**MATERIAL TO PROCESS**:
☆ ☆ ☆ ☆
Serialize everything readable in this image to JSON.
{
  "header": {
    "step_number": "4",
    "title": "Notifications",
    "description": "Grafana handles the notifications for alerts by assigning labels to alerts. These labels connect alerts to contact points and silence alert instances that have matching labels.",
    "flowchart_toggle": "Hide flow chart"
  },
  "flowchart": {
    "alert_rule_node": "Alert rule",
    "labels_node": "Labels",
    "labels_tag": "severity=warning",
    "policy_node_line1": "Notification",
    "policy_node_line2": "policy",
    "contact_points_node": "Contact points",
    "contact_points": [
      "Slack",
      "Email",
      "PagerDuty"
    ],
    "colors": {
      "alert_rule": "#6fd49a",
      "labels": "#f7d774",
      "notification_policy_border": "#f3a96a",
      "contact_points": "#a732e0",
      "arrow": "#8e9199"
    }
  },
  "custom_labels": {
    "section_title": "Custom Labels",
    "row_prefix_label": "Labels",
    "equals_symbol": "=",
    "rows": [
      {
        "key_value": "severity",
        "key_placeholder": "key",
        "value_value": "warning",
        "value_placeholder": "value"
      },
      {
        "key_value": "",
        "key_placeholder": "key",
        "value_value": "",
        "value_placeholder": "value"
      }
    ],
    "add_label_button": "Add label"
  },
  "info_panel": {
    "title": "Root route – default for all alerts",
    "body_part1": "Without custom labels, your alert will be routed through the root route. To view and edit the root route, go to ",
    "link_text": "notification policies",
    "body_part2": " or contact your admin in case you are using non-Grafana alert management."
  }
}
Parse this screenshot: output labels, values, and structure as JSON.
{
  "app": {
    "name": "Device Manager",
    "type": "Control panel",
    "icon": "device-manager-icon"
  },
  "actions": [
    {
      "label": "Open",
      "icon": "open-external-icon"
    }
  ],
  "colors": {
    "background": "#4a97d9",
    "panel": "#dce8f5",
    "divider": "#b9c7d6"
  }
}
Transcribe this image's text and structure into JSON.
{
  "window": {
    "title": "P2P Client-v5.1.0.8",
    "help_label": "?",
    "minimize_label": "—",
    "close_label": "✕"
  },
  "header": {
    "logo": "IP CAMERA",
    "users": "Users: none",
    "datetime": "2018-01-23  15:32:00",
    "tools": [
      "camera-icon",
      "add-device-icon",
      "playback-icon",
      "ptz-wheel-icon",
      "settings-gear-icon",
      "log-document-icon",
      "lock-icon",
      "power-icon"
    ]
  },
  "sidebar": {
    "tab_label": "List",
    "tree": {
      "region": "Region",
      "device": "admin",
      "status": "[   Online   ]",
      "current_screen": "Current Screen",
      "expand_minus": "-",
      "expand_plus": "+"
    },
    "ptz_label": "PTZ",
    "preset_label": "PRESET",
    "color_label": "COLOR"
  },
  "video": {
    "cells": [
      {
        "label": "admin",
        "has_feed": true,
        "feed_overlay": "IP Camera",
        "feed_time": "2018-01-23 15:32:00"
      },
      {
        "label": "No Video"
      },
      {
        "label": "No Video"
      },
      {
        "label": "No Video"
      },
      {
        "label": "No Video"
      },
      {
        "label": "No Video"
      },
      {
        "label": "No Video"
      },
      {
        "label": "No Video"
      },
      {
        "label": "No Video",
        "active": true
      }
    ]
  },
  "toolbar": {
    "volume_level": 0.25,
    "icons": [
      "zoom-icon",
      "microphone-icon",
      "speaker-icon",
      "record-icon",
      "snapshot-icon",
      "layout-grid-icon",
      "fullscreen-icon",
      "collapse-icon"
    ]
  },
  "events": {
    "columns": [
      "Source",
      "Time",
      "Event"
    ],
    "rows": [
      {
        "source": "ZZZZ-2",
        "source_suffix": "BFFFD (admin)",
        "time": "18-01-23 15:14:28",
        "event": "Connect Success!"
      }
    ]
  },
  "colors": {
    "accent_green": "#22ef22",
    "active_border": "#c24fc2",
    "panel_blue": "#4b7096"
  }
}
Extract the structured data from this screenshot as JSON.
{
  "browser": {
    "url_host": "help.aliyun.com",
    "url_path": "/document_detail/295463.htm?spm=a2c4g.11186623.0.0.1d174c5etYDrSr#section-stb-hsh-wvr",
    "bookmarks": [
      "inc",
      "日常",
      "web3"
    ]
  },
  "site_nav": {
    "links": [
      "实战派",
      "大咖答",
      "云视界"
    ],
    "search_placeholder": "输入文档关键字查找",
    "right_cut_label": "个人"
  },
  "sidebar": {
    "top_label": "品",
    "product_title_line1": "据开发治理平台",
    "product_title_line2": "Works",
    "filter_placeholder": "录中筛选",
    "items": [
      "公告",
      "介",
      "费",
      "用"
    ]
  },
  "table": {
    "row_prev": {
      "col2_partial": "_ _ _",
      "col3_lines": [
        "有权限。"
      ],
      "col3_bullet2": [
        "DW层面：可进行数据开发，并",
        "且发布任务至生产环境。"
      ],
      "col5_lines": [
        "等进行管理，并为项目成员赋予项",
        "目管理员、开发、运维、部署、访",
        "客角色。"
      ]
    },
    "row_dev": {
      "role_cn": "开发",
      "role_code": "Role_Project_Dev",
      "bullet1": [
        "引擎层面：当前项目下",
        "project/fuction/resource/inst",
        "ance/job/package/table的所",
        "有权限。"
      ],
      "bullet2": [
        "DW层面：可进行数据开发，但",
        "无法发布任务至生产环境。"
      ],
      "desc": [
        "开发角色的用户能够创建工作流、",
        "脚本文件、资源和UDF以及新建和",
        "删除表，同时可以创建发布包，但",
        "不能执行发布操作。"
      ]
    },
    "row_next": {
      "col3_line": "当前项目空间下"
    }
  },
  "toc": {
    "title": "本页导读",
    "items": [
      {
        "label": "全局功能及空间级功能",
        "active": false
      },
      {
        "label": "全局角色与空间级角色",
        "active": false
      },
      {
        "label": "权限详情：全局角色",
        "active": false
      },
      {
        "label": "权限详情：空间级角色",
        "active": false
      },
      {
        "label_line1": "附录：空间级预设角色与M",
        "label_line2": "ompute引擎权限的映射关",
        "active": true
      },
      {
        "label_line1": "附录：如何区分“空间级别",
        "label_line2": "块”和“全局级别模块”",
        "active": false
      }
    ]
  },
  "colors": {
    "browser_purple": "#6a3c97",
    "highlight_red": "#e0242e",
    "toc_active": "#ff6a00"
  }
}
☆ ☆ ☆ ☆
**PROBLEM DESCRIPTION**: Show the lines that mention the word "alerts".

**FULL OUTPUT**:
    "description": "Grafana handles the notifications for alerts by assigning labels to alerts. These labels connect alerts to contact points and silence alert instances that have matching labels.",
    "title": "Root route – default for all alerts",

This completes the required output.